--- Supplied information ---
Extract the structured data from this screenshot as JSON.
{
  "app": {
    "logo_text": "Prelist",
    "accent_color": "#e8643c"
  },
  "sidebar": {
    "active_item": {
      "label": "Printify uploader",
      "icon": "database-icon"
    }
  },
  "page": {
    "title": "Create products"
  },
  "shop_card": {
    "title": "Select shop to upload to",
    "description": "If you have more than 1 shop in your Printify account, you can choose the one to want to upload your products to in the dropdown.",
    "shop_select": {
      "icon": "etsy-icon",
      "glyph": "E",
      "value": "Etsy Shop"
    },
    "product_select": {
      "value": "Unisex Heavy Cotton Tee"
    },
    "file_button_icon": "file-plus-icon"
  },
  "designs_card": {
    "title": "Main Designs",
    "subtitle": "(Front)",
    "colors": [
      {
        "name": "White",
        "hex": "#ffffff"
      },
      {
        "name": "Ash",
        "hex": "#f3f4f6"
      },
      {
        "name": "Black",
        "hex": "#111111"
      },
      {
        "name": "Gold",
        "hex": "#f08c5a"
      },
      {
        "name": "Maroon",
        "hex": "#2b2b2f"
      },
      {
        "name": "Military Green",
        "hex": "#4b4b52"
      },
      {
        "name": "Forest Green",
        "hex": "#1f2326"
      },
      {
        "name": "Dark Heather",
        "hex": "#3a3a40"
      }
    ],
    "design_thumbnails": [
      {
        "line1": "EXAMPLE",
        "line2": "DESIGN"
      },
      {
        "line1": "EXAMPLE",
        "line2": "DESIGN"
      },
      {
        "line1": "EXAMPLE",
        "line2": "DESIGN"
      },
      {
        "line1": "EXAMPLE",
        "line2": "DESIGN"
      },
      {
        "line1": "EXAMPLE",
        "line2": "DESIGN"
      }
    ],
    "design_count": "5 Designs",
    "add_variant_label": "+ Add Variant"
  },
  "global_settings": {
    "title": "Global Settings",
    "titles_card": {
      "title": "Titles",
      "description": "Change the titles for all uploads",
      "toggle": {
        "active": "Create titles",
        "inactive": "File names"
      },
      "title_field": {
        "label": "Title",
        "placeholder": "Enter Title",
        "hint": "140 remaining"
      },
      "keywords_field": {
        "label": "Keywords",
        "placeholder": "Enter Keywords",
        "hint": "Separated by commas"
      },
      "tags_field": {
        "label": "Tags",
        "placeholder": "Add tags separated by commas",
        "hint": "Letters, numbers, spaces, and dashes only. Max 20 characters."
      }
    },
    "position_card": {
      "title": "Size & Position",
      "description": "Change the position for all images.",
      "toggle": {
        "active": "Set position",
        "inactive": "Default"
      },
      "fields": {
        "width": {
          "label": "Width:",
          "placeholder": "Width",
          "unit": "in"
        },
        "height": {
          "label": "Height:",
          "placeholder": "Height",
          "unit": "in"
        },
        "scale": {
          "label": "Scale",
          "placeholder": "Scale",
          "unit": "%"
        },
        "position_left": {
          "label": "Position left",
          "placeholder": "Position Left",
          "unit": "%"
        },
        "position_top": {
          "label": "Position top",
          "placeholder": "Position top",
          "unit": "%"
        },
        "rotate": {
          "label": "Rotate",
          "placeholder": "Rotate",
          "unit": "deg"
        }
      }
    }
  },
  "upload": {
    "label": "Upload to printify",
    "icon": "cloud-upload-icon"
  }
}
---
Retype every entry above, word for word.

Extract the structured data from this screenshot as JSON.
{
  "app": {
    "logo_text": "Prelist",
    "accent_color": "#e8643c"
  },
  "sidebar": {
    "active_item": {
      "label": "Printify uploader",
      "icon": "database-icon"
    }
  },
  "page": {
    "title": "Create products"
  },
  "shop_card": {
    "title": "Select shop to upload to",
    "description": "If you have more than 1 shop in your Printify account, you can choose the one to want to upload your products to in the dropdown.",
    "shop_select": {
      "icon": "etsy-icon",
      "glyph": "E",
      "value": "Etsy Shop"
    },
    "product_select": {
      "value": "Unisex Heavy Cotton Tee"
    },
    "file_button_icon": "file-plus-icon"
  },
  "designs_card": {
    "title": "Main Designs",
    "subtitle": "(Front)",
    "colors": [
      {
        "name": "White",
        "hex": "#ffffff"
      },
      {
        "name": "Ash",
        "hex": "#f3f4f6"
      },
      {
        "name": "Black",
        "hex": "#111111"
      },
      {
        "name": "Gold",
        "hex": "#f08c5a"
      },
      {
        "name": "Maroon",
        "hex": "#2b2b2f"
      },
      {
        "name": "Military Green",
        "hex": "#4b4b52"
      },
      {
        "name": "Forest Green",
        "hex": "#1f2326"
      },
      {
        "name": "Dark Heather",
        "hex": "#3a3a40"
      }
    ],
    "design_thumbnails": [
      {
        "line1": "EXAMPLE",
        "line2": "DESIGN"
      },
      {
        "line1": "EXAMPLE",
        "line2": "DESIGN"
      },
      {
        "line1": "EXAMPLE",
        "line2": "DESIGN"
      },
      {
        "line1": "EXAMPLE",
        "line2": "DESIGN"
      },
      {
        "line1": "EXAMPLE",
        "line2": "DESIGN"
      }
    ],
    "design_count": "5 Designs",
    "add_variant_label": "+ Add Variant"
  },
  "global_settings": {
    "title": "Global Settings",
    "titles_card": {
      "title": "Titles",
      "description": "Change the titles for all uploads",
      "toggle": {
        "active": "Create titles",
        "inactive": "File names"
      },
      "title_field": {
        "label": "Title",
        "placeholder": "Enter Title",
        "hint": "140 remaining"
      },
      "keywords_field": {
        "label": "Keywords",
        "placeholder": "Enter Keywords",
        "hint": "Separated by commas"
      },
      "tags_field": {
        "label": "Tags",
        "placeholder": "Add tags separated by commas",
        "hint": "Letters, numbers, spaces, and dashes only. Max 20 characters."
      }
    },
    "position_card": {
      "title": "Size & Position",
      "description": "Change the position for all images.",
      "toggle": {
        "active": "Set position",
        "inactive": "Default"
      },
      "fields": {
        "width": {
          "label": "Width:",
          "placeholder": "Width",
          "unit": "in"
        },
        "height": {
          "label": "Height:",
          "placeholder": "Height",
          "unit": "in"
        },
        "scale": {
          "label": "Scale",
          "placeholder": "Scale",
          "unit": "%"
        },
        "position_left": {
          "label": "Position left",
          "placeholder": "Position Left",
          "unit": "%"
        },
        "position_top": {
          "label": "Position top",
          "placeholder": "Position top",
          "unit": "%"
        },
        "rotate": {
          "label": "Rotate",
          "placeholder": "Rotate",
          "unit": "deg"
        }
      }
    }
  },
  "upload": {
    "label": "Upload to printify",
    "icon": "cloud-upload-icon"
  }
}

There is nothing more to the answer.